Element location data
## START

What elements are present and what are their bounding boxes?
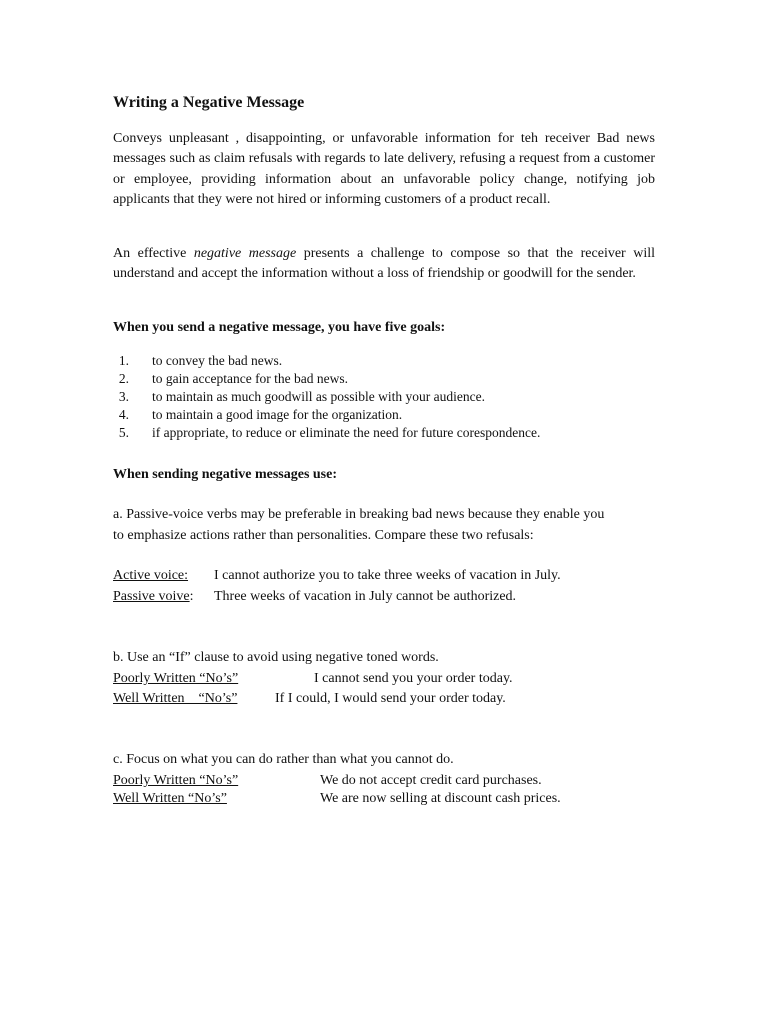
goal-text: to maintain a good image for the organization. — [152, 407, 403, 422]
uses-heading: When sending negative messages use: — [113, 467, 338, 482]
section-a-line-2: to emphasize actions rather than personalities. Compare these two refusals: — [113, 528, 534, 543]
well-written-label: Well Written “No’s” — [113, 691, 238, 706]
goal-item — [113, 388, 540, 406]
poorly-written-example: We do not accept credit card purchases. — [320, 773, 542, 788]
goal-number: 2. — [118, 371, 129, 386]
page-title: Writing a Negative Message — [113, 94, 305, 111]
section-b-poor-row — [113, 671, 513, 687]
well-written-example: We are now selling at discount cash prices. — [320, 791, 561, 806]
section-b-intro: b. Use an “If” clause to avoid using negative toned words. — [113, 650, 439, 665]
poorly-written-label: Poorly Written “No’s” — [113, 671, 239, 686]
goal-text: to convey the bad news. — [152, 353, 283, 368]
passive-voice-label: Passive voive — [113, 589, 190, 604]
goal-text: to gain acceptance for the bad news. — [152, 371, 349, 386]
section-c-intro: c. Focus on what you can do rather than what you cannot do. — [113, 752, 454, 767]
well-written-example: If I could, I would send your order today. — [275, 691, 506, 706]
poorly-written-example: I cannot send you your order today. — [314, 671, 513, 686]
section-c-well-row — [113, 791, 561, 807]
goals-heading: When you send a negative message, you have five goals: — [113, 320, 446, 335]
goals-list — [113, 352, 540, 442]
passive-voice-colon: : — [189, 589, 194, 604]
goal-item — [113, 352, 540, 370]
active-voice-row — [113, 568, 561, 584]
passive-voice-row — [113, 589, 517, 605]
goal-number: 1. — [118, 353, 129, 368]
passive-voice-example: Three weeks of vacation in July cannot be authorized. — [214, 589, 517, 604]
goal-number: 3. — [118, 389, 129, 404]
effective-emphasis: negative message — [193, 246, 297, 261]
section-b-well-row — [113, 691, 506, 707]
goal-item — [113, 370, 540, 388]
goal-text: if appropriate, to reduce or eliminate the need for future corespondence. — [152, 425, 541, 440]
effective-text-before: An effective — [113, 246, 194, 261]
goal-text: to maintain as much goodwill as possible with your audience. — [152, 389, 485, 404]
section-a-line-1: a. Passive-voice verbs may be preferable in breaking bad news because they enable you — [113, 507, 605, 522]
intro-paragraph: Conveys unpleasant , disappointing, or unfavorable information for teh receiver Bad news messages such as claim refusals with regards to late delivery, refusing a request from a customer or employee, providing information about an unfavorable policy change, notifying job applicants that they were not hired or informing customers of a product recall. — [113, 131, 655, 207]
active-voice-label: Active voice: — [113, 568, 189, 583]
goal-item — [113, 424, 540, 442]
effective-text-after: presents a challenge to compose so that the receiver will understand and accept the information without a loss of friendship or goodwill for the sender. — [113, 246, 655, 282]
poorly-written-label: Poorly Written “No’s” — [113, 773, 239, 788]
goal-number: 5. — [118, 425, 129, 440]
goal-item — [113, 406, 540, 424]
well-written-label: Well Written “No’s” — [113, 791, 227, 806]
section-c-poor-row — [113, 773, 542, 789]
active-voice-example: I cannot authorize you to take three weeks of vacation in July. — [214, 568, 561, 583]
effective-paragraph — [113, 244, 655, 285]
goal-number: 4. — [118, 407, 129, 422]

## END

Rewrite the listing above as a Markdown table with the columns Row and Listing line, giving each line a row number and omitting blank lines. Leave the pictures out of the table.

Finished answer:
| Row | Listing line |
|---|---|
| 1 | What elements are present and what are their bounding boxes? |
| 2 | goal-text: to maintain a good image for the organization. — [152, 407, 403, 422] |
| 3 | uses-heading: When sending negative messages use: — [113, 467, 338, 482] |
| 4 | section-a-line-2: to emphasize actions rather than personalities. Compare these two refusals: — [113, 528, 534, 543] |
| 5 | well-written-label: Well Written “No’s” — [113, 691, 238, 706] |
| 6 | goal-item — [113, 388, 540, 406] |
| 7 | poorly-written-example: We do not accept credit card purchases. — [320, 773, 542, 788] |
| 8 | goal-number: 2. — [118, 371, 129, 386] |
| 9 | page-title: Writing a Negative Message — [113, 94, 305, 111] |
| 10 | section-b-poor-row — [113, 671, 513, 687] |
| 11 | well-written-example: We are now selling at discount cash prices. — [320, 791, 561, 806] |
| 12 | section-b-intro: b. Use an “If” clause to avoid using negative toned words. — [113, 650, 439, 665] |
| 13 | poorly-written-label: Poorly Written “No’s” — [113, 671, 239, 686] |
| 14 | goal-text: to convey the bad news. — [152, 353, 283, 368] |
| 15 | passive-voice-label: Passive voive — [113, 589, 190, 604] |
| 16 | goal-text: to gain acceptance for the bad news. — [152, 371, 349, 386] |
| 17 | section-c-intro: c. Focus on what you can do rather than what you cannot do. — [113, 752, 454, 767] |
| 18 | well-written-example: If I could, I would send your order today. — [275, 691, 506, 706] |
| 19 | poorly-written-example: I cannot send you your order today. — [314, 671, 513, 686] |
| 20 | section-c-well-row — [113, 791, 561, 807] |
| 21 | goals-heading: When you send a negative message, you have five goals: — [113, 320, 446, 335] |
| 22 | goals-list — [113, 352, 540, 442] |
| 23 | passive-voice-colon: : — [189, 589, 194, 604] |
| 24 | goal-item — [113, 352, 540, 370] |
| 25 | active-voice-row — [113, 568, 561, 584] |
| 26 | passive-voice-row — [113, 589, 517, 605] |
| 27 | goal-number: 1. — [118, 353, 129, 368] |
| 28 | passive-voice-example: Three weeks of vacation in July cannot be authorized. — [214, 589, 517, 604] |
| 29 | goal-number: 3. — [118, 389, 129, 404] |
| 30 | effective-emphasis: negative message — [193, 246, 297, 261] |
| 31 | section-b-well-row — [113, 691, 506, 707] |
| 32 | goal-item — [113, 370, 540, 388] |
| 33 | goal-text: if appropriate, to reduce or eliminate the need for future corespondence. — [152, 425, 541, 440] |
| 34 | effective-text-before: An effective — [113, 246, 194, 261] |
| 35 | goal-text: to maintain as much goodwill as possible with your audience. — [152, 389, 485, 404] |
| 36 | section-a-line-1: a. Passive-voice verbs may be preferable in breaking bad news because they enable you — [113, 507, 605, 522] |
| 37 | intro-paragraph: Conveys unpleasant , disappointing, or unfavorable information for teh receiver Bad news messages such as claim refusals with regards to late delivery, refusing a request from a customer or employee, providing information about an unfavorable policy change, notifying job applicants that they were not hired or informing customers of a product recall. — [113, 131, 655, 207] |
| 38 | active-voice-label: Active voice: — [113, 568, 189, 583] |
| 39 | goal-item — [113, 424, 540, 442] |
| 40 | effective-text-after: presents a challenge to compose so that the receiver will understand and accept the information without a loss of friendship or goodwill for the sender. — [113, 246, 655, 282] |
| 41 | poorly-written-label: Poorly Written “No’s” — [113, 773, 239, 788] |
| 42 | goal-number: 5. — [118, 425, 129, 440] |
| 43 | goal-item — [113, 406, 540, 424] |
| 44 | well-written-label: Well Written “No’s” — [113, 791, 227, 806] |
| 45 | section-c-poor-row — [113, 773, 542, 789] |
| 46 | active-voice-example: I cannot authorize you to take three weeks of vacation in July. — [214, 568, 561, 583] |
| 47 | effective-paragraph — [113, 244, 655, 285] |
| 48 | goal-number: 4. — [118, 407, 129, 422] |